Objective: Copy, from the entries below, each line in which the string "作为绩效" appears.

-------

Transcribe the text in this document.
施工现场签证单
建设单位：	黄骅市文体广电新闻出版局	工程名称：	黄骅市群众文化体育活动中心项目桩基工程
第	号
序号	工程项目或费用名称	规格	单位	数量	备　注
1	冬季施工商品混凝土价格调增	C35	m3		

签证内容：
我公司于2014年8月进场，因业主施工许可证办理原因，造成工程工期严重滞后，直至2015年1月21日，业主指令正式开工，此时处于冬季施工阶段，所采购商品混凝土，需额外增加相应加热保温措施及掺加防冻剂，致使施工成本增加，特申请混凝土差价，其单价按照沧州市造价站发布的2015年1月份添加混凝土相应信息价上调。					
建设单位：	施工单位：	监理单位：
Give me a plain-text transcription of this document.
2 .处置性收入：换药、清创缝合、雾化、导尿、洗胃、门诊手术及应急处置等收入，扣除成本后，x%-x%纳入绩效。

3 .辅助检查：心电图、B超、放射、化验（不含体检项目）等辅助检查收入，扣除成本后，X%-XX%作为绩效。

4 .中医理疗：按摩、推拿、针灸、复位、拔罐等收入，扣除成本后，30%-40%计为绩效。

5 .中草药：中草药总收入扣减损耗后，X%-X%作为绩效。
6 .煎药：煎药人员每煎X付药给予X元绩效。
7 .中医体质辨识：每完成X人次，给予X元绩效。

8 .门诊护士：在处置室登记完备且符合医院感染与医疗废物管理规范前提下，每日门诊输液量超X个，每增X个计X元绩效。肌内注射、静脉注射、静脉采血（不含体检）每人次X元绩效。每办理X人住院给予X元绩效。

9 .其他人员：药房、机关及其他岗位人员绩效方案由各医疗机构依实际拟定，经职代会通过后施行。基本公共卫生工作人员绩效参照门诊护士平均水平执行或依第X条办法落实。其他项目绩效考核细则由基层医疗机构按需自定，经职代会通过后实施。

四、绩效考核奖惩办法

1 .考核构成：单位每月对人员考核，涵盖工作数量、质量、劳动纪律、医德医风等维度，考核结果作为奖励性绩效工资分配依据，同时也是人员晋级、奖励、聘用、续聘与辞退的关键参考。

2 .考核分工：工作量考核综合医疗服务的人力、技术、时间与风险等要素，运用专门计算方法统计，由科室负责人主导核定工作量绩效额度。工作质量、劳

-------

Task output:
3 .辅助检查：心电图、B超、放射、化验（不含体检项目）等辅助检查收入，扣除成本后，X%-XX%作为绩效。
5 .中草药：中草药总收入扣减损耗后，X%-X%作为绩效。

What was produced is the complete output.